#### Excerpted text ####

This post has a local connection, but I will bet it never shows up on any of the local lefty blogs? His Purpleness is promoting the Muller BEST study, but Dr Roger Pielke writes that Anthony’s study trumps BEST.
Anyone want to place a wager for the record?
Somewhere I saw the IPCC info was confirmed by a Koch brothers financed group. Is that BS or what?
Todd,
Propaganda! Just cherry picking from the OpEd. See my earlier post.
Todd, sounds like a good summary of the results of the Berkeley study.
http://berkeleyearth.org
Maybe this BBC article is easier to read.
Ex-sceptic says climate change is down to humans
James Delingpole on the UK Telegraph Blog:
Have a look at this chart [chart in post]] It tells you pretty much all you need to know about the much-anticipated scoop by Anthony Watts of Watts Up With That?
What it means, in a nutshell, is that the National Oceanic and Atmospheric Administration (NOAA) – the US government body in charge of America’s temperature record, has systematically exaggerated the extent of late 20th century global warming. In fact, it has doubled it.
Is this a case of deliberate fraud by Warmist scientists hell bent on keeping their funding gravy train rolling? Well, after what we saw in Climategate anything is possible. (I mean it’s not like NOAA is run by hard-left eco activists, is it?) But I think more likely it is a case of confirmation bias. The Warmists who comprise the climate scientist establishment spend so much time communicating with other warmists and so little time paying attention to the views of dissenting scientists such as Henrik Svensmark – or Fred Singer or Richard Lindzen or indeed Anthony Watts – that it simply hasn’t occurred to them that their temperature records need adjusting downwards not upwards.
Power Line BREAKING: FROM BEST TO WORST IN LESS THAN A DAY
Well now: Richard Muller’s sneak peak of his latest findings from the BEST project due out tomorrow have run headlong into Anthony Watts’ latest study of the surface temperature record, posted up on his WattsUpWithThat site at 3 pm eastern time today. Watts’ conclusion is indeed s bombshell if it proves out: that the U.S. surface temperature rise has been overestimated by a factor of two:
The new analysis demonstrates that reported 1979-2008 U.S. temperature trends are spuriously doubled, with 92% of that over-estimation resulting from erroneous NOAA adjustments of well-sited stations upward.

####

Explore the material
A - In the discussion of temperature studies, name each person whom the text calls a dissenting scientist.
B - Continue the discussion of temperature studies from the point where it stops.

#### Given information ####

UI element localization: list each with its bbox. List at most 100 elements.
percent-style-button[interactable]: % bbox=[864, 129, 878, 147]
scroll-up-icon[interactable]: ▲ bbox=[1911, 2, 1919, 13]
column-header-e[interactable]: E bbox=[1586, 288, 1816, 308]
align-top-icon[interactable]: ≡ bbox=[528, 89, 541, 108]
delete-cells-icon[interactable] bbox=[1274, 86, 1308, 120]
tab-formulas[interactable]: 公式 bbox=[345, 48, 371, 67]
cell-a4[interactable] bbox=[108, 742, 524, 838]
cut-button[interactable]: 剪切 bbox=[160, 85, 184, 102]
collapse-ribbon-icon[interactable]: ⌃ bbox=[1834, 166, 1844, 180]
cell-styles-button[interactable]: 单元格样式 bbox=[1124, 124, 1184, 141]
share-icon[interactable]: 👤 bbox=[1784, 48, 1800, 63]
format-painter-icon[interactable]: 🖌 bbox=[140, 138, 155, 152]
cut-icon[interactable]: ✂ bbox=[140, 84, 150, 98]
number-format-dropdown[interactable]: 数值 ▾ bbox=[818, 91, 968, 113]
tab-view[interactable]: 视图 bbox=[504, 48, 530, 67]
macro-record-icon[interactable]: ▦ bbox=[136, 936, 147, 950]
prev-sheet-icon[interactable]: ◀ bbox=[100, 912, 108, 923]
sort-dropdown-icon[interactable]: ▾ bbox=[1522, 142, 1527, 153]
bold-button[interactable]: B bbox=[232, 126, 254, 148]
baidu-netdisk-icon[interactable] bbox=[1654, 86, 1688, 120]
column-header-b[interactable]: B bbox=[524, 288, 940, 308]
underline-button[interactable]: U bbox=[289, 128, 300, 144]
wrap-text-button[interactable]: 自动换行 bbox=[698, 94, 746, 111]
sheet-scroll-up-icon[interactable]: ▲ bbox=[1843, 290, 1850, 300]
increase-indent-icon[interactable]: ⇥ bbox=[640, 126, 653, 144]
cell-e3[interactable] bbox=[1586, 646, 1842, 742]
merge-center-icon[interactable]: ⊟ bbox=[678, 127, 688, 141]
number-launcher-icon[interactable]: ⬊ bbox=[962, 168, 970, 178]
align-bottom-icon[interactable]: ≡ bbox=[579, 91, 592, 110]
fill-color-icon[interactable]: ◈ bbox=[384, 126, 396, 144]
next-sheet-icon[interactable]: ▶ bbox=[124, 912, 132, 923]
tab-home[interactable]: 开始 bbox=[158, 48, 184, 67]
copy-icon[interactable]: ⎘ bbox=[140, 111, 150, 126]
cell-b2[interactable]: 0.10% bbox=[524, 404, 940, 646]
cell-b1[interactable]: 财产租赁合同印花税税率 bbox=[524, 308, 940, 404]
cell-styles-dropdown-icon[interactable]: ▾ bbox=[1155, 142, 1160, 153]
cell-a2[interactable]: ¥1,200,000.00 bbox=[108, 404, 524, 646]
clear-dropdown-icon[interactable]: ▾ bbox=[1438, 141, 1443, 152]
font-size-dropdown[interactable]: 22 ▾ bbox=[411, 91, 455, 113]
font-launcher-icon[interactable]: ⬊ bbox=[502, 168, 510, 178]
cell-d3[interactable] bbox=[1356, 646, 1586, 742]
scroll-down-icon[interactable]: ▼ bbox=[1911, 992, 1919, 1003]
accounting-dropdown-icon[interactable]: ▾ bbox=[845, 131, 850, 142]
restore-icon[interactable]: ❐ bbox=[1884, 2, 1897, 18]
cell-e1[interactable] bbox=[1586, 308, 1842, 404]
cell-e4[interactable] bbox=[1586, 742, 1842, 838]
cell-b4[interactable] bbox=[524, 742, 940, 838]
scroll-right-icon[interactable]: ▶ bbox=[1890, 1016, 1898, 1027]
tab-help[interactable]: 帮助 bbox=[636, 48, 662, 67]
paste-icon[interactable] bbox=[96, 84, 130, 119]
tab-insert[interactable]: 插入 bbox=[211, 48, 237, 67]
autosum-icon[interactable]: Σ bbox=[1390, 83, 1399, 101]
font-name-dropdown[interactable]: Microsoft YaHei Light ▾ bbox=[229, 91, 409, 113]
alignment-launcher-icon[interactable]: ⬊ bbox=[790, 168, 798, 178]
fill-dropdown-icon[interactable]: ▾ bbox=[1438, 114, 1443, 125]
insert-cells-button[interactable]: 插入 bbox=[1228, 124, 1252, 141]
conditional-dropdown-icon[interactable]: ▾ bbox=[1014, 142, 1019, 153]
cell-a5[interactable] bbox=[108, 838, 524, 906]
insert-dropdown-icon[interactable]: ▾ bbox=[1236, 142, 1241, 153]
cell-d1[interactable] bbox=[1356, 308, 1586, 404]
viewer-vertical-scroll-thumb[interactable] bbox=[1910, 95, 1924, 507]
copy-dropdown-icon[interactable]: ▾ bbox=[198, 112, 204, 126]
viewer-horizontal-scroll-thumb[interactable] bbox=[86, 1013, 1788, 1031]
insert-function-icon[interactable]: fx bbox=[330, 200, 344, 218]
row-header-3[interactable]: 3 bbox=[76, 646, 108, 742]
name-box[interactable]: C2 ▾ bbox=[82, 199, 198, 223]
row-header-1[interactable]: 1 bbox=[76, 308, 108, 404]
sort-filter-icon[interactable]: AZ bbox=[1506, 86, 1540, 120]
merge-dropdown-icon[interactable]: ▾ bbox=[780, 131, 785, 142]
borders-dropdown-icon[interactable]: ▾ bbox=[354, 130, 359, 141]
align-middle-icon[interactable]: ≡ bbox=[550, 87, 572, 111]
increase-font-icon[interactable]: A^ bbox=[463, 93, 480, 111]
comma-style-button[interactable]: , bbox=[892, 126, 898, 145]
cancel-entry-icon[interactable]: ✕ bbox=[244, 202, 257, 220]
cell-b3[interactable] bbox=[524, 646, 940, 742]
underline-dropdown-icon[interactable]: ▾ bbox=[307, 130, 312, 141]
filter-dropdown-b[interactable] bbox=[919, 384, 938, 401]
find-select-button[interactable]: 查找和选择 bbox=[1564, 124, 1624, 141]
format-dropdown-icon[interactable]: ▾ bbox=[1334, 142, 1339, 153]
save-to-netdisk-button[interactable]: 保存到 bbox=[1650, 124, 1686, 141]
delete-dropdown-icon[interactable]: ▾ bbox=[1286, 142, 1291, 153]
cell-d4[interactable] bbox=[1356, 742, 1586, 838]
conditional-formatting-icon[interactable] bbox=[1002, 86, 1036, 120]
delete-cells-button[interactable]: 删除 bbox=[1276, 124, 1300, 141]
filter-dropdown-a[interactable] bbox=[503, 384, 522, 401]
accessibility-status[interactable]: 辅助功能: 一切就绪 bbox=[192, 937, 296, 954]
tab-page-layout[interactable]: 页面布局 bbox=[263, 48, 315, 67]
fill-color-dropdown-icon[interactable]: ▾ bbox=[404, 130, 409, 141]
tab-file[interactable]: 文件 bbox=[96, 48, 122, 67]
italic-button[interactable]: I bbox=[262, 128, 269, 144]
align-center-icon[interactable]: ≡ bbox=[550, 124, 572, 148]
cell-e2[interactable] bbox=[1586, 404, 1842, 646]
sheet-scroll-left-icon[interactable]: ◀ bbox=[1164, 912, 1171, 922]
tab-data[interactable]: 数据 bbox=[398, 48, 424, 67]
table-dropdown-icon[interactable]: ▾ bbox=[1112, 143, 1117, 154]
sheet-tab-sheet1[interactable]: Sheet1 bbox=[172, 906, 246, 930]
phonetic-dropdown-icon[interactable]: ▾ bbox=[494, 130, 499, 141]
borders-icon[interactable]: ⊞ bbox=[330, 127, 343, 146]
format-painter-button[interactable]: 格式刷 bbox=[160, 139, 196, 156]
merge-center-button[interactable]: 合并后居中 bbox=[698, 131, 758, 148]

####

Replies
A - Henrik Svensmark, Fred Singer, Richard Lindzen, Anthony Watts

B -
ClimateDepot has more, and a good roundup of reaction rolling in already. Now, the mischievous part of the Watts release is that appears to build upon some of Muller’s work, and Watts’s decision to release a pre-publication of his new study apes the exact same process Muller has used:
The pre-release of this paper follows the practice embraced by Dr. Richard Muller, of the Berkeley Earth Surface Temperature project in a June 2011 interview with Scientific American’s Michael Lemonick in “Science Talk”, said:
“I know that is prior to acceptance, but in the tradition that I grew up in (under Nobel Laureate Luis Alvarez) we always widely distributed “preprints” of papers prior to their publication or even submission. That guaranteed a much wider peer review than we obtained from mere referees.”
So hey—if Muller can do it, why not Watts? If nothing else, Watts is having a lot of fun aping Muller here, and I expect the climateers will go to DefCon1 on this whole matter. If nothing else, this will expose a lot of double-standard, but as we always say, without double-standards, the Left wouldn’t have any standards at all.
Ben, it truly is small minds that use flawed and maladjusted data to support their claims. I expected fair analysis from you on this latest set of revelation. You surprise me.
As far as I can see the main novelty is that the weather station classification scheme of Leroy (2010) is better than Leroy (1999).
It would have been more elegant if Watts had stated in his press release that the differences between stations of various qualities he found in the temperature trends are only visible in the raw data. In the homogenized (adjusted) data the trends are about the same for all quality classes. No more sign of errors due to the urban heat island.
That the trend is stronger in the homogenized data is no surprise, the transition to automatic weather stations during the study period has caused an artificial cooling in the raw data.